**Direction**
Find out how many lines of the material contain the string "being" and give only that figure.

╔══

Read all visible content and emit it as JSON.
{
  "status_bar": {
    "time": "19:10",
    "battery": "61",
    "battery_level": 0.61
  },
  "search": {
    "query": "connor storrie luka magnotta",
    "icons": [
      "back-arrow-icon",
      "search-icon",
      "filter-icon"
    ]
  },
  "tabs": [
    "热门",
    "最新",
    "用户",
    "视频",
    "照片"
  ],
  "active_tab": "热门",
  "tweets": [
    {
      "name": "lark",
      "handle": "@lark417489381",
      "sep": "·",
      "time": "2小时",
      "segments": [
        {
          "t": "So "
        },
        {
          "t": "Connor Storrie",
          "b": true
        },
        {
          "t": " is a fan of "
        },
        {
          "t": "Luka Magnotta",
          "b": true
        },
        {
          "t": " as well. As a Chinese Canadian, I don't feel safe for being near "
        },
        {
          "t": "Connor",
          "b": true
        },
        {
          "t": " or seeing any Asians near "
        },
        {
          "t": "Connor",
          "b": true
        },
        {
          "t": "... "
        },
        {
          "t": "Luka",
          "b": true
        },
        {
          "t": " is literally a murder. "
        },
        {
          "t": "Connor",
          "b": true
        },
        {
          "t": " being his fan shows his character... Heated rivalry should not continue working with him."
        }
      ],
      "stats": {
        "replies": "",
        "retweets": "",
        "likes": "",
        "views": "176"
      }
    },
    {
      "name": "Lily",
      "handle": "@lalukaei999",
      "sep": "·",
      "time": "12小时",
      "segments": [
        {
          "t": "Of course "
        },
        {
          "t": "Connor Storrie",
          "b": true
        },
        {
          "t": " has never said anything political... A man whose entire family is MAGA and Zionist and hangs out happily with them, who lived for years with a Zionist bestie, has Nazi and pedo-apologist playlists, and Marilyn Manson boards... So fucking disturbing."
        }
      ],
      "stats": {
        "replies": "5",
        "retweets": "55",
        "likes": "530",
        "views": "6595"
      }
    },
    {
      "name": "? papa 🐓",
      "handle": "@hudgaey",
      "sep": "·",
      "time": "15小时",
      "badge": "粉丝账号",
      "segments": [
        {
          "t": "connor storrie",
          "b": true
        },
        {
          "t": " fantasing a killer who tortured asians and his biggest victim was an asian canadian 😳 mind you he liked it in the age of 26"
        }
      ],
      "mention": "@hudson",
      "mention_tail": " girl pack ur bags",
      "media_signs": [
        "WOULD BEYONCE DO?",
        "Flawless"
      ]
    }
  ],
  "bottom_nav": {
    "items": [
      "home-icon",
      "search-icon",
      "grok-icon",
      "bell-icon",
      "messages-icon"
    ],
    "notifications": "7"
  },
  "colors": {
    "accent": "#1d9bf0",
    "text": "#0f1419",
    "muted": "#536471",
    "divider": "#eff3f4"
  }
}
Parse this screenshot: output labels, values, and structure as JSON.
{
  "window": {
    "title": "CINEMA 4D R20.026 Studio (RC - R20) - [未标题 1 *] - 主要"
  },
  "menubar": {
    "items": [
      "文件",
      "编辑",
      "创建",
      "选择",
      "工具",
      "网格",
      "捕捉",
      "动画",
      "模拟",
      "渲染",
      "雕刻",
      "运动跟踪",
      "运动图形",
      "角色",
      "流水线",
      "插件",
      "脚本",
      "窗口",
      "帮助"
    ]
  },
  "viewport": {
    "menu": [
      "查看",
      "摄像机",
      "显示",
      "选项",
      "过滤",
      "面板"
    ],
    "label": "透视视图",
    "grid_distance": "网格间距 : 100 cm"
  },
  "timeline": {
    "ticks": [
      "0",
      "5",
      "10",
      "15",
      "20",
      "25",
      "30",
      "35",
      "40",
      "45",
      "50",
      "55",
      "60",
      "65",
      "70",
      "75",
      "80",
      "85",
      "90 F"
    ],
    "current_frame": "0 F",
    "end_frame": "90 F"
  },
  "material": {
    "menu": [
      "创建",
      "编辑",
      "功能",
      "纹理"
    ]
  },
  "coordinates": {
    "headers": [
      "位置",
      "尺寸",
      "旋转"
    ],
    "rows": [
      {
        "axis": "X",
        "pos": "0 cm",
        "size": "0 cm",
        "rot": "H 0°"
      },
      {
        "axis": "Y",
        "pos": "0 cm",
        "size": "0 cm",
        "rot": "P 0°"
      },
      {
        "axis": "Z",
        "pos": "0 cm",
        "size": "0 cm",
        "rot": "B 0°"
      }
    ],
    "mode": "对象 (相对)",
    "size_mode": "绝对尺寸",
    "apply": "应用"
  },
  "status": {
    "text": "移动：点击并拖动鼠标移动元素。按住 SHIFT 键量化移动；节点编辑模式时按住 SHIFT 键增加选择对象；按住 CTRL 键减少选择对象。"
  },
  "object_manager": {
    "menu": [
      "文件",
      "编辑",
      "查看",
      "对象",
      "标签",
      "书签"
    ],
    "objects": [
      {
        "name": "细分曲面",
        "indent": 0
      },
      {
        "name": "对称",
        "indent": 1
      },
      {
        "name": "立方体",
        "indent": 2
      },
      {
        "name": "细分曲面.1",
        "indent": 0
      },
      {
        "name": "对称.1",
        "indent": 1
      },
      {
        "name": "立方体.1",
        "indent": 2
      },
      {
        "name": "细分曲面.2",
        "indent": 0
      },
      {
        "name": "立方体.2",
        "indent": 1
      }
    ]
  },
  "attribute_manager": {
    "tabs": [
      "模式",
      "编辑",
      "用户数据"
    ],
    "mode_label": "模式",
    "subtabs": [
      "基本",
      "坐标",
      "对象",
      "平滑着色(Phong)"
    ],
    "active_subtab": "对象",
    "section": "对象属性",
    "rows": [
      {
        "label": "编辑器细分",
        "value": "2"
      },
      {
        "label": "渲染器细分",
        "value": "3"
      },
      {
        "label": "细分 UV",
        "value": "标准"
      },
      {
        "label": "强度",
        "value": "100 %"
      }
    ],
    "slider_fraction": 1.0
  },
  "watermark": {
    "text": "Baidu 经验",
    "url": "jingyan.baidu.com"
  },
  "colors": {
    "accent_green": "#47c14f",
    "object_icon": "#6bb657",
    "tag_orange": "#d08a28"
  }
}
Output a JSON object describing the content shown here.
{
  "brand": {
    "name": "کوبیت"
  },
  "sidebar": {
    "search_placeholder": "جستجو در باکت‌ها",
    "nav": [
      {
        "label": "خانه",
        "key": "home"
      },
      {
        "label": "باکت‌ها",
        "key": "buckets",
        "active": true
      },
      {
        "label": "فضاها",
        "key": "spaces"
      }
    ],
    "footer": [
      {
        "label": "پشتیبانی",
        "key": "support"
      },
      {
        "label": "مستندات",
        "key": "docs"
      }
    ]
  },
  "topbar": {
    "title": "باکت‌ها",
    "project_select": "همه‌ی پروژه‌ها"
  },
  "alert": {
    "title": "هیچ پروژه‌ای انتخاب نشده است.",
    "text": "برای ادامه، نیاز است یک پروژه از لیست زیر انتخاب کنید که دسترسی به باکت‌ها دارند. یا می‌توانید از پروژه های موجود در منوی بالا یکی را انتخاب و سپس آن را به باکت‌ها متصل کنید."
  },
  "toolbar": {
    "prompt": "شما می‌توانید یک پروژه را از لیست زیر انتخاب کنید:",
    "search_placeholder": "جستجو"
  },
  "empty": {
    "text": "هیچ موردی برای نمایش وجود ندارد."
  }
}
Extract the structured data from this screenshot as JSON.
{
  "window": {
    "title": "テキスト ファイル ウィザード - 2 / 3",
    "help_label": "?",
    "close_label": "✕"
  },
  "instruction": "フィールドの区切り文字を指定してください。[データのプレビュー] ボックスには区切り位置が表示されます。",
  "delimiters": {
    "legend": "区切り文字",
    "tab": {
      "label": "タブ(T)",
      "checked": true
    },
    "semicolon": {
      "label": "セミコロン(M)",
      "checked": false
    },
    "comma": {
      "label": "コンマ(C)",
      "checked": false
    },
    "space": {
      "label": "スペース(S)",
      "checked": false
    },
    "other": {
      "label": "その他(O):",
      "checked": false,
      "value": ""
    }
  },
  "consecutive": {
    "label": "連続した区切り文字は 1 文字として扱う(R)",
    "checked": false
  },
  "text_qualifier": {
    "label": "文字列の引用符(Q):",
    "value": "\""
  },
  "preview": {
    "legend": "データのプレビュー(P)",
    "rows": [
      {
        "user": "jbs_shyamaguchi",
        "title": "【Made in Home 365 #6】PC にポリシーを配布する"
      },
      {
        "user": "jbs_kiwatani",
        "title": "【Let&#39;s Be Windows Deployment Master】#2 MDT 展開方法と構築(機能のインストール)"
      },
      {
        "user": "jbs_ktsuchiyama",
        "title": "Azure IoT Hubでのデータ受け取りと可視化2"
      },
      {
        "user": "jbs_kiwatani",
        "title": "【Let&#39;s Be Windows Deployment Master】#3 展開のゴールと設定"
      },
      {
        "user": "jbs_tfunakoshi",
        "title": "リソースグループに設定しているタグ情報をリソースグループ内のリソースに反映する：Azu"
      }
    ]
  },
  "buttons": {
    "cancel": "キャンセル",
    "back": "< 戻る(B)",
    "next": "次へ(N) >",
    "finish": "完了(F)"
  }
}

╚══

**Completed exercise**
2